**TASK INSTRUCTIONS**:
Write the next part of the forum thread below about co-anglers in walleye tournaments, picking up right after its last line.

**DOCUMENT PASSAGE**:
====
I don't blame any pro for the way they run there boat on tourney days. Cause you really don't have a clue of what your co angler is good or bad at. Out of the 4 or 5 PWTs that I did, most of my co's were very good at both reeling in a fish and netting a fish. But there is always that 1 guy who thinks he is good, but can cost you a lot of money. I tried to make it as much like 2 buddies in a boat just having a fun day of fishing. Would have some great days and had some bad days. 
But there was 1 time that I had a co that cost me some decent money. In a very tough bite tourney up at the St Mary's River in Michigan. I had an 8+ lb walleye on that got close to the boat. But he was still 3' or 4' down in the water. Well my co tried to take a stab at him with the net. And I yelled NOOOOOO ! ! ! ! But he did anyway and the fish took off and snapped my line. I was so mad, but I tried to keep as much kool as I could. Cause we still had 5 hours of fishing for the day. But I lost concentration for the rest of the day and we never caught another fish. That 8+ lb fish cost me big fish for the day ($2000), and cost me from finishing in the 13 - 18 spot for the tourney. Another $3000. Still makes me sick to this day. And that was over 15 years ago.. lol


----------



## ErieRider (Mar 23, 2010)
====
**SUPPLIED RECORDS**:
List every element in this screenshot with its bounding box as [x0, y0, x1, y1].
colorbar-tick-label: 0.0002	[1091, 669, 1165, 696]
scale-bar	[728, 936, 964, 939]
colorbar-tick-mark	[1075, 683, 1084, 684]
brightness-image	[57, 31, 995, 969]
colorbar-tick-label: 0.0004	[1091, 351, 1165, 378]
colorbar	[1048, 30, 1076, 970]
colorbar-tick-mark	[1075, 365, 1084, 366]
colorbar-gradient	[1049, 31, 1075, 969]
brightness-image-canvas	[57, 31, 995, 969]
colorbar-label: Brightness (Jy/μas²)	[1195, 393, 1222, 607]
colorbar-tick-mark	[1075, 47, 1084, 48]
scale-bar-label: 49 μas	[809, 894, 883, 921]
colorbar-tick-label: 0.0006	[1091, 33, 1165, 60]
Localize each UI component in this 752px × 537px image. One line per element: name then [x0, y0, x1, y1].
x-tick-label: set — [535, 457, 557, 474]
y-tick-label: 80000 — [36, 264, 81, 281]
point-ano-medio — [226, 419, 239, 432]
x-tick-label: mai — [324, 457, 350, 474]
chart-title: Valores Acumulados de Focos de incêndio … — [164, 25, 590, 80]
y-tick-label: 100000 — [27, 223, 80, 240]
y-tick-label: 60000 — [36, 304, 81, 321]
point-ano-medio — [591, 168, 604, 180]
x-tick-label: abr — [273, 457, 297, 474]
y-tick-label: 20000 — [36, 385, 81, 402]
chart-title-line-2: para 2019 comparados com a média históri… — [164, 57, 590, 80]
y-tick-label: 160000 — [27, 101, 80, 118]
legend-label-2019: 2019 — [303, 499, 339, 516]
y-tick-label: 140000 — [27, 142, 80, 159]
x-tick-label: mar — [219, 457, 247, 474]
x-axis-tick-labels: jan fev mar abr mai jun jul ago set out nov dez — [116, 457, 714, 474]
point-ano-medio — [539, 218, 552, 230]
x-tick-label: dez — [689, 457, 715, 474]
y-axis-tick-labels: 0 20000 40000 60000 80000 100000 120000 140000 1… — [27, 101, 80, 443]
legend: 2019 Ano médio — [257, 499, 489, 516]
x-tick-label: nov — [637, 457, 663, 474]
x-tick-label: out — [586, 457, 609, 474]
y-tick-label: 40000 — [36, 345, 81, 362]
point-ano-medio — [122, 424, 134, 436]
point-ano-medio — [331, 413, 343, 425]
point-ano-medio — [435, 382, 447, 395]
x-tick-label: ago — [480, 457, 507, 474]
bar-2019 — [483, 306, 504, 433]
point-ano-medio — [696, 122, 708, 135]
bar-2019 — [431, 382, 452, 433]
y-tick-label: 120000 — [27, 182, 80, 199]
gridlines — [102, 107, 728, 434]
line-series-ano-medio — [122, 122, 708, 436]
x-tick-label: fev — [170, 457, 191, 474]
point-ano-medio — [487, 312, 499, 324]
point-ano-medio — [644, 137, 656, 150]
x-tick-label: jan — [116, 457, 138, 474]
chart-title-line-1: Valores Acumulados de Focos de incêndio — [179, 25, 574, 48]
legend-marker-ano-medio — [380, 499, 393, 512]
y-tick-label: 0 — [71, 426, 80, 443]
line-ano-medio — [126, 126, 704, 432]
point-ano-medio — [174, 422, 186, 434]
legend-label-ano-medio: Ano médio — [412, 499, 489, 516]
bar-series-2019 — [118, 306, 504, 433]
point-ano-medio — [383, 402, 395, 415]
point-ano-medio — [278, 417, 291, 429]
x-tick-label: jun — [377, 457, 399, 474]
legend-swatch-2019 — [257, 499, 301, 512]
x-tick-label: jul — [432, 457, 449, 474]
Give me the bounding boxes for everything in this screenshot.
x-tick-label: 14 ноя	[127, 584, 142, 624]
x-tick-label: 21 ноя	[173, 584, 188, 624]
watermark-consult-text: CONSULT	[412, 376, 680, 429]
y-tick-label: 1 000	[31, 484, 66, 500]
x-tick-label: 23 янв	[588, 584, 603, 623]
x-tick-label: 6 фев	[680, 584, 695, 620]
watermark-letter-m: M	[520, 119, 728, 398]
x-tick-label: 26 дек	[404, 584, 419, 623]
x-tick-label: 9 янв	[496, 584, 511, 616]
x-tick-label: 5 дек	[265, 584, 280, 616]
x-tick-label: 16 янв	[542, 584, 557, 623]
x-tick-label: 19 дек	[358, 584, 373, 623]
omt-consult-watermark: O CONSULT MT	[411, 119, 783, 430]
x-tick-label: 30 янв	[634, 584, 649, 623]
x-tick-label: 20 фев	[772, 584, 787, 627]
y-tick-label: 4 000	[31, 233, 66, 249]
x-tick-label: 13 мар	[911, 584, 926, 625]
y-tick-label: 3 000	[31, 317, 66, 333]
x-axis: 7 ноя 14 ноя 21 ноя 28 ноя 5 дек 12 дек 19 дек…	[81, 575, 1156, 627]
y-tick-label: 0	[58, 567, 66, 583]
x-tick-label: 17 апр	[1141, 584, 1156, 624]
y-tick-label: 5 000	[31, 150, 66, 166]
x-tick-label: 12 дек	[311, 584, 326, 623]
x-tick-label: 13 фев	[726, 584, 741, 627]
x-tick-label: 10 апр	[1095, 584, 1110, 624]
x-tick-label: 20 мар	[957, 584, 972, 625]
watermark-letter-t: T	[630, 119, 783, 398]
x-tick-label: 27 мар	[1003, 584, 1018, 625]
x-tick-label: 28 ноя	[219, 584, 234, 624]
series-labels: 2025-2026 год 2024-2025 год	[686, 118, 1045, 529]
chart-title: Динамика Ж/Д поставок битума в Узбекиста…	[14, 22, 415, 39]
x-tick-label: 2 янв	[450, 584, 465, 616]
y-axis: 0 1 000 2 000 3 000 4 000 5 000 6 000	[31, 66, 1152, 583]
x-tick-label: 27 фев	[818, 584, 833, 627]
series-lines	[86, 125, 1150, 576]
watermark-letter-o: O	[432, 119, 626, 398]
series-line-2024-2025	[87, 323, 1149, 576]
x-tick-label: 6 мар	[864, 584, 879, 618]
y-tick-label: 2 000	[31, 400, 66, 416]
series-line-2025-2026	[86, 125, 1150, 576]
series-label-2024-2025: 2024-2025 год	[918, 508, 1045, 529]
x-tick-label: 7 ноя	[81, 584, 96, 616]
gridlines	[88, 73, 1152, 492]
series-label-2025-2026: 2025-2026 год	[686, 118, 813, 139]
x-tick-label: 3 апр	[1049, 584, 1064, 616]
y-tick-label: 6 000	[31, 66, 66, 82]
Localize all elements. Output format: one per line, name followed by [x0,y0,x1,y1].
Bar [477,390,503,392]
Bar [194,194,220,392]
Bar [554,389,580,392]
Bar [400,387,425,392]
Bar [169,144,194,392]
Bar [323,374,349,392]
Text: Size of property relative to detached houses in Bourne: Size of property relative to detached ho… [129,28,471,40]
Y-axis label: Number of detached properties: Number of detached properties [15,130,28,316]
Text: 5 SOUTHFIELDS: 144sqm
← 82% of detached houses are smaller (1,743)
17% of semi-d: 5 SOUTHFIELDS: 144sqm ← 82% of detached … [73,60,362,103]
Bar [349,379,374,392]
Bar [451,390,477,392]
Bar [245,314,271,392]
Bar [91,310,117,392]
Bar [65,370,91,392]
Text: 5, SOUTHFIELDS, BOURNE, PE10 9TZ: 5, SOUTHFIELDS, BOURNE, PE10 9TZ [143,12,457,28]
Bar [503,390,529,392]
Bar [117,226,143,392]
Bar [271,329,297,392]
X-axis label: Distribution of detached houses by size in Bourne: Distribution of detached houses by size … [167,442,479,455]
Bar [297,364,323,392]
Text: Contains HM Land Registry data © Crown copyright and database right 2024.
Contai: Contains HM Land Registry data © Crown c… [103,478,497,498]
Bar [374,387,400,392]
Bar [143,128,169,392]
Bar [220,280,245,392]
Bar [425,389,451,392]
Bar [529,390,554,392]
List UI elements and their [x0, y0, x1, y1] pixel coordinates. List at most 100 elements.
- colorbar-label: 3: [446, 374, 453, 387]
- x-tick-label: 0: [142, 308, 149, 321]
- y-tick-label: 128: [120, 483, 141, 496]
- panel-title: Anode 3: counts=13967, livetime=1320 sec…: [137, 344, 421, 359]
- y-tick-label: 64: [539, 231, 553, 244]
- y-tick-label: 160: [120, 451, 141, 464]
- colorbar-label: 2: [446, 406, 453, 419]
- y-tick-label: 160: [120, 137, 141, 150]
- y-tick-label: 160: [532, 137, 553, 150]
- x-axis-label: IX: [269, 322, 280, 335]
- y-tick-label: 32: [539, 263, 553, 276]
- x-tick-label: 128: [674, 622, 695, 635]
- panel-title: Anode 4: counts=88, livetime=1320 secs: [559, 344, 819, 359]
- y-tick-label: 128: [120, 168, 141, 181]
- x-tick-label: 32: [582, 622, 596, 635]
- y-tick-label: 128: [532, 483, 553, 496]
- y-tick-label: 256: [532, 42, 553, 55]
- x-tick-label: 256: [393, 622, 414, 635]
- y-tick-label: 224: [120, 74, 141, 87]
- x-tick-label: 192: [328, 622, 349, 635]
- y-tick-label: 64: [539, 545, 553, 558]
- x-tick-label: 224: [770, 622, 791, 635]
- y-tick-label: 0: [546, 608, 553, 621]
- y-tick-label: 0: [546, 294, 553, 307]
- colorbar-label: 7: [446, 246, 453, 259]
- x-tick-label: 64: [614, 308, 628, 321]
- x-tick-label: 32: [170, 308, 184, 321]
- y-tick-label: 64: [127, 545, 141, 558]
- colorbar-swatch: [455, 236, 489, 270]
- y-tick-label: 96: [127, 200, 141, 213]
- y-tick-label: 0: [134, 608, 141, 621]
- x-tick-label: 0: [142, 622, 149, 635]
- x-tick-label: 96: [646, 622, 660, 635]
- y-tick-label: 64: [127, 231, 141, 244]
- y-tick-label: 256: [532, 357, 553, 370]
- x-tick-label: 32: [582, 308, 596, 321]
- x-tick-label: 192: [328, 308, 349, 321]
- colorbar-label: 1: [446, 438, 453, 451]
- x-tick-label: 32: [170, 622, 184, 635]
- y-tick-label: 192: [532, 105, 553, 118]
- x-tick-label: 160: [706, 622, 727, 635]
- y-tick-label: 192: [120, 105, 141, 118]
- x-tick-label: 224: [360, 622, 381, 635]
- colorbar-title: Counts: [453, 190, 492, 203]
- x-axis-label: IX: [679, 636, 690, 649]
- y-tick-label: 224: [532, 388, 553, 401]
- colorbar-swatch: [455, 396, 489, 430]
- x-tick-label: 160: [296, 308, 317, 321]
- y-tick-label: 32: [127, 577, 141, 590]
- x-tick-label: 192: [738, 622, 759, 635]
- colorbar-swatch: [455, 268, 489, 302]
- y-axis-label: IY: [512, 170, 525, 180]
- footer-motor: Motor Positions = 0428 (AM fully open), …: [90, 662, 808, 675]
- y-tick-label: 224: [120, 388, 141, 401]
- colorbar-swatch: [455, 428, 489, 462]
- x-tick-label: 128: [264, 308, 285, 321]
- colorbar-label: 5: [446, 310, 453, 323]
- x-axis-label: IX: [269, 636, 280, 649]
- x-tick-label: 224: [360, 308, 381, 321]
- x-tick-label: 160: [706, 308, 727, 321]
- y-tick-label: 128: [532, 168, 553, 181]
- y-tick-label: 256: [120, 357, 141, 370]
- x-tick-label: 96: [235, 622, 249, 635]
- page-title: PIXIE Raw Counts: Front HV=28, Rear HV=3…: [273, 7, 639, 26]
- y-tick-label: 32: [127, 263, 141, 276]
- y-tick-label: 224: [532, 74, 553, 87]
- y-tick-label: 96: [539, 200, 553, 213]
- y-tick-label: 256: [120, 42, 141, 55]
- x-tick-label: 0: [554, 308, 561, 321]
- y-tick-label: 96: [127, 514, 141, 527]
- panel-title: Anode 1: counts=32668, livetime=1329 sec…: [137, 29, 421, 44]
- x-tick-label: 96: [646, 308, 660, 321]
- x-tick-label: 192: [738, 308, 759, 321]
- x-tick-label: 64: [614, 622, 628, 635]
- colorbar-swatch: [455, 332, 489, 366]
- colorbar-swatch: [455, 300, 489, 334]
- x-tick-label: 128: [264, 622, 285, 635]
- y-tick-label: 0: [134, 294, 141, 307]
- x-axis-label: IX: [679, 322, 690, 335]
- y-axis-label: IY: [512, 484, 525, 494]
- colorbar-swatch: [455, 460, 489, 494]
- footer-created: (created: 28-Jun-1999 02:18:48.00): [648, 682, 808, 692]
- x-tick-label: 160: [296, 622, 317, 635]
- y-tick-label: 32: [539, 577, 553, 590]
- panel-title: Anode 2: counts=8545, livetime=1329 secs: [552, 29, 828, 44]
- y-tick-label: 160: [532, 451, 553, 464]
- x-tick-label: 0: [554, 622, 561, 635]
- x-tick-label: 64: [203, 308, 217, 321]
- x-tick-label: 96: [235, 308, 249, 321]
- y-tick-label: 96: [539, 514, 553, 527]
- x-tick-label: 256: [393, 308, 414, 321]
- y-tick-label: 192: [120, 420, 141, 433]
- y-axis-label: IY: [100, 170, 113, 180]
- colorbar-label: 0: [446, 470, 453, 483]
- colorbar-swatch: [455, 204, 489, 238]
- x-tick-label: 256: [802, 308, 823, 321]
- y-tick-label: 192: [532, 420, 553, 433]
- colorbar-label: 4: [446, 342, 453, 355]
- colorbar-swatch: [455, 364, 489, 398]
====
**THE REPLY**:
Bluewalleye said:


> I don't blame any pro for the way they run there boat on tourney days. Cause you really don't have a clue of what your co angler is good or bad at. Out of the 4 or 5 PWTs that I did, most of my co's were very good at both reeling in a fish and netting a fish. But there is always that 1 guy who thinks he is good, but can cost you a lot of money. I tried to make it as much like 2 buddies in a boat just having a fun day of fishing. Would have some great days and had some bad days.
> But there was 1 time that I had a co that cost me some decent money. In a very tough bite tourney up at the St Mary's River in Michigan. I had an 8+ lb walleye on that got close to the boat. But he was still 3' or 4' down in the water. Well my co tried to take a stab at him with the net. And I yelled NOOOOOO ! ! ! ! But he did anyway and the fish took off and snapped my line. I was so mad, but I tried to keep as much kool as I could. Cause we still had 5 hours of fishing for the day. But I lost concentration for the rest of the day and we never caught another fish. That 8+ lb fish cost me big fish for the day ($2000), and cost me from finishing in the 13 - 18 spot for the tourney. Another $3000. Still makes me sick to this day. And that was over 15 years ago.. ]
> 
> 
> ...


----------



## Bronson (May 16, 2014)

Do you have a charter boat up there ErieRider?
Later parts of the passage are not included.